→ Requirement: How many lines of these entries hold the string "лейтенанта"? Reply with the number alone.

→ Entries shown:
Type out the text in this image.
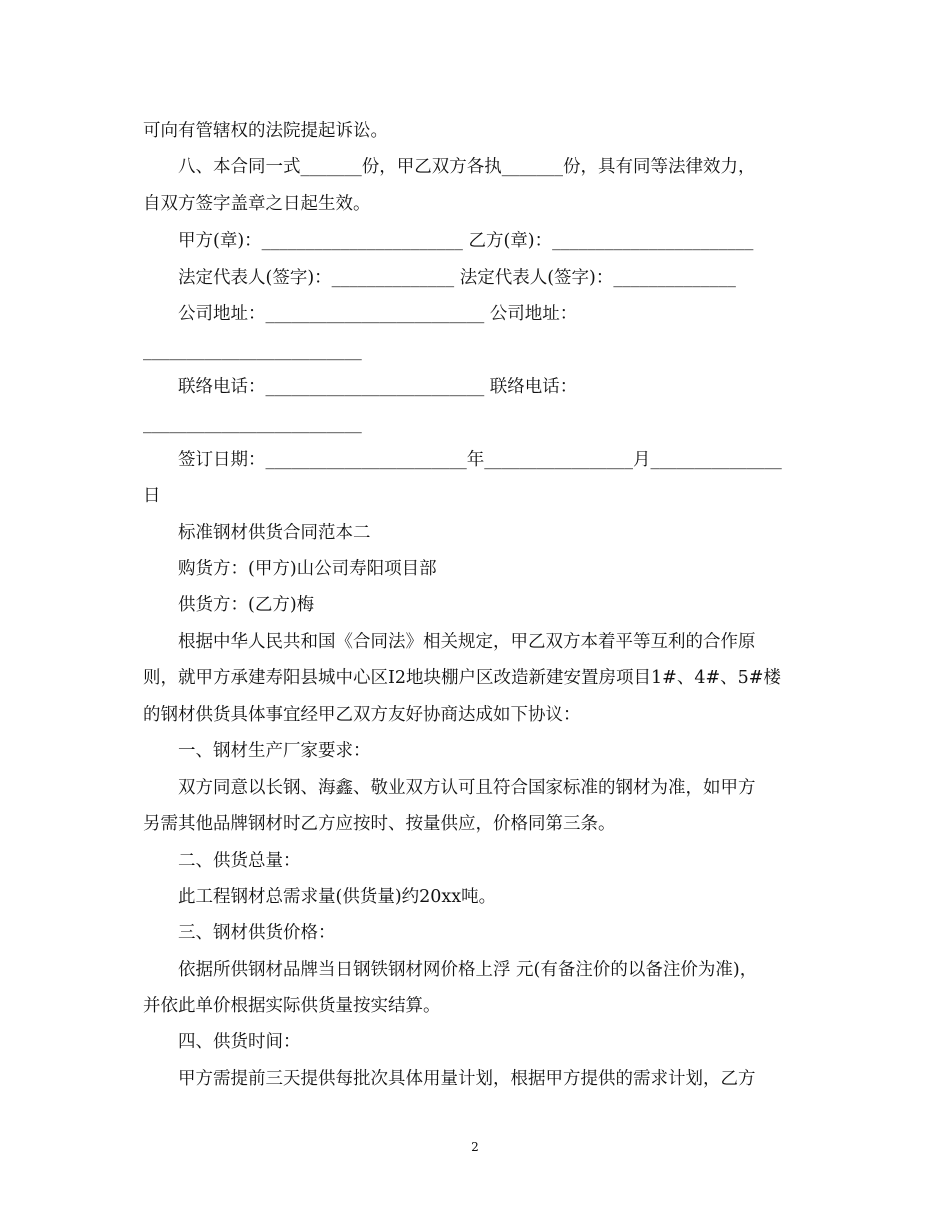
可向有管辖权的法院提起诉讼。
八、本合同一式_______份，甲乙双方各执_______份，具有同等法律效力，
自双方签字盖章之日起生效。
甲方(章)：_______________________ 乙方(章)：_______________________
法定代表人(签字)：______________ 法定代表人(签字)：______________
公司地址：_________________________ 公司地址：
_________________________
联络电话：_________________________ 联络电话：
_________________________
签订日期：_______________________年_________________月_______________
日
标准钢材供货合同范本二
购货方：(甲方)山公司寿阳项目部
供货方：(乙方)梅
根据中华人民共和国《合同法》相关规定，甲乙双方本着平等互利的合作原
则，就甲方承建寿阳县城中心区I2地块棚户区改造新建安置房项目1#、4#、5#楼
的钢材供货具体事宜经甲乙双方友好协商达成如下协议：
一、钢材生产厂家要求：
双方同意以长钢、海鑫、敬业双方认可且符合国家标准的钢材为准，如甲方
另需其他品牌钢材时乙方应按时、按量供应，价格同第三条。
二、供货总量：
此工程钢材总需求量(供货量)约20xx吨。
三、钢材供货价格：
依据所供钢材品牌当日钢铁钢材网价格上浮 元(有备注价的以备注价为准)，
并依此单价根据实际供货量按实结算。
四、供货时间：
甲方需提前三天提供每批次具体用量计划，根据甲方提供的需求计划，乙方
2
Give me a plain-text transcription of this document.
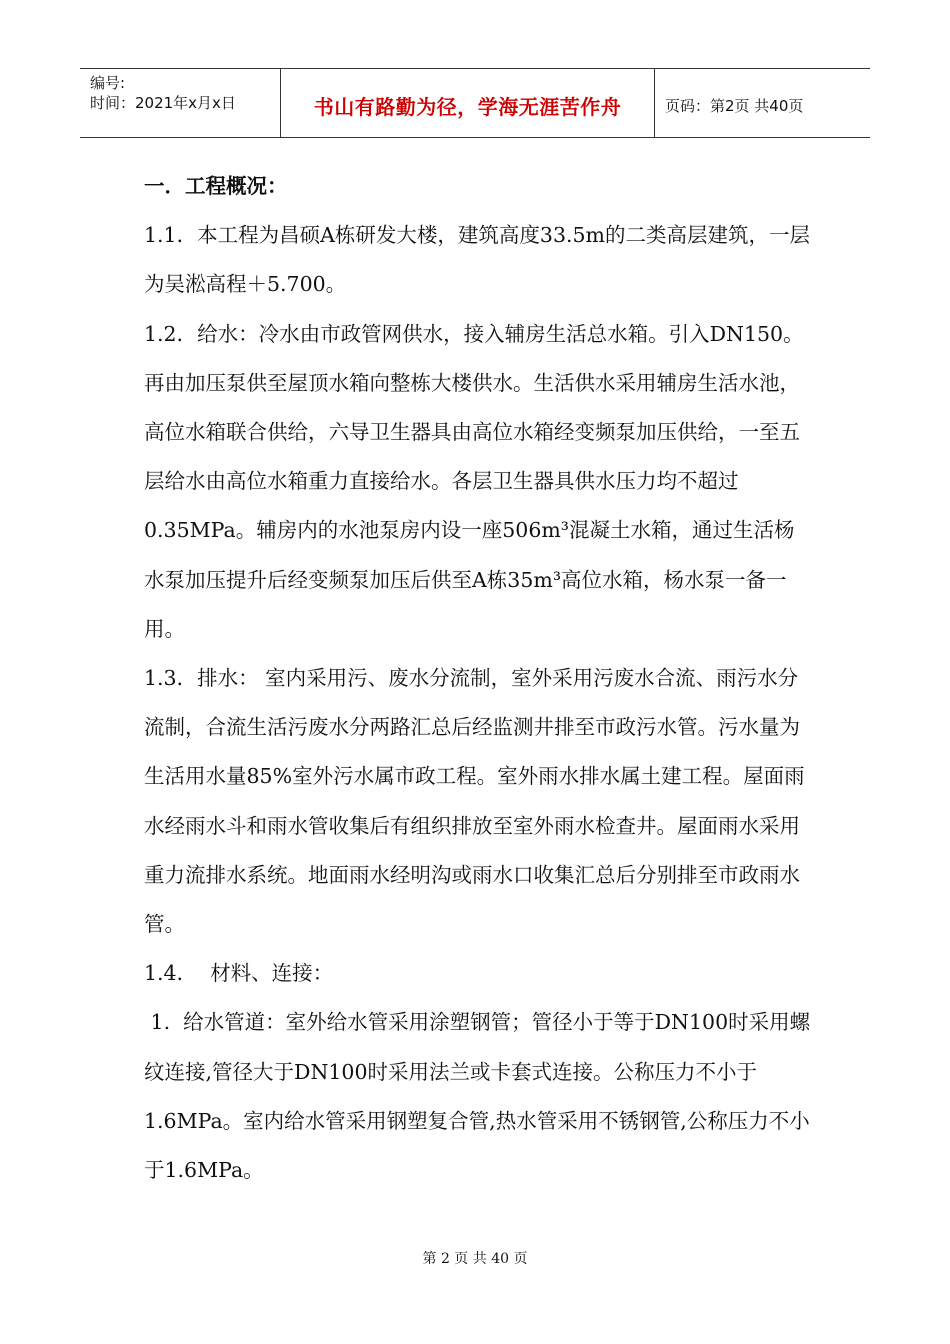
编号:
时间：2021年x月x日	书山有路勤为径，学海无涯苦作舟	页码：第2页 共40页

一．工程概况：

1.1．本工程为昌硕A栋研发大楼，建筑高度33.5m的二类高层建筑，一层为吴淞高程＋5.700。

1.2．给水：冷水由市政管网供水，接入辅房生活总水箱。引入DN150。再由加压泵供至屋顶水箱向整栋大楼供水。生活供水采用辅房生活水池，高位水箱联合供给，六导卫生器具由高位水箱经变频泵加压供给，一至五层给水由高位水箱重力直接给水。各层卫生器具供水压力均不超过0.35MPa。辅房内的水池泵房内设一座506m³混凝土水箱，通过生活杨水泵加压提升后经变频泵加压后供至A栋35m³高位水箱，杨水泵一备一用。

1.3．排水： 室内采用污、废水分流制，室外采用污废水合流、雨污水分流制，合流生活污废水分两路汇总后经监测井排至市政污水管。污水量为生活用水量85%室外污水属市政工程。室外雨水排水属土建工程。屋面雨水经雨水斗和雨水管收集后有组织排放至室外雨水检查井。屋面雨水采用重力流排水系统。地面雨水经明沟或雨水口收集汇总后分别排至市政雨水管。

1.4．  材料、连接：

1.  给水管道：室外给水管采用涂塑钢管；管径小于等于DN100时采用螺纹连接,管径大于DN100时采用法兰或卡套式连接。公称压力不小于1.6MPa。室内给水管采用钢塑复合管,热水管采用不锈钢管,公称压力不小于1.6MPa。

第 2 页 共 40 页
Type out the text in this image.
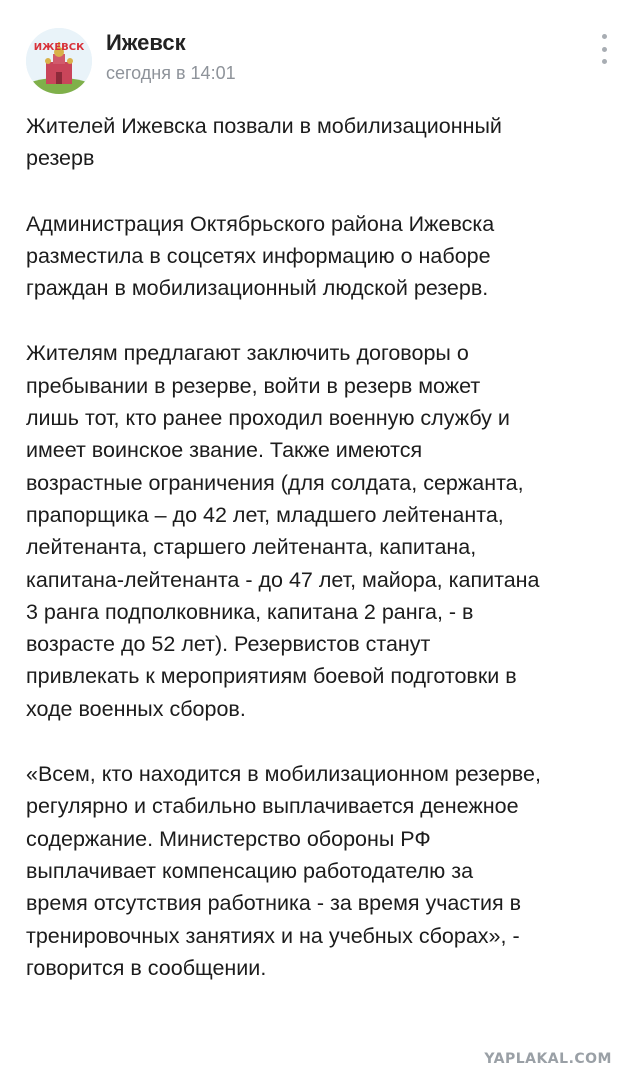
ИЖЕВСК Ижевск
сегодня в 14:01

Жителей Ижевска позвали в мобилизационный
резерв

Администрация Октябрьского района Ижевска
разместила в соцсетях информацию о наборе
граждан в мобилизационный людской резерв.

Жителям предлагают заключить договоры о
пребывании в резерве, войти в резерв может
лишь тот, кто ранее проходил военную службу и
имеет воинское звание. Также имеются
возрастные ограничения (для солдата, сержанта,
прапорщика – до 42 лет, младшего лейтенанта,
лейтенанта, старшего лейтенанта, капитана,
капитана-лейтенанта - до 47 лет, майора, капитана
3 ранга подполковника, капитана 2 ранга, - в
возрасте до 52 лет). Резервистов станут
привлекать к мероприятиям боевой подготовки в
ходе военных сборов.

«Всем, кто находится в мобилизационном резерве,
регулярно и стабильно выплачивается денежное
содержание. Министерство обороны РФ
выплачивает компенсацию работодателю за
время отсутствия работника - за время участия в
тренировочных занятиях и на учебных сборах», -
говорится в сообщении.

YAPLAKAL.COM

→ Answer in full: 3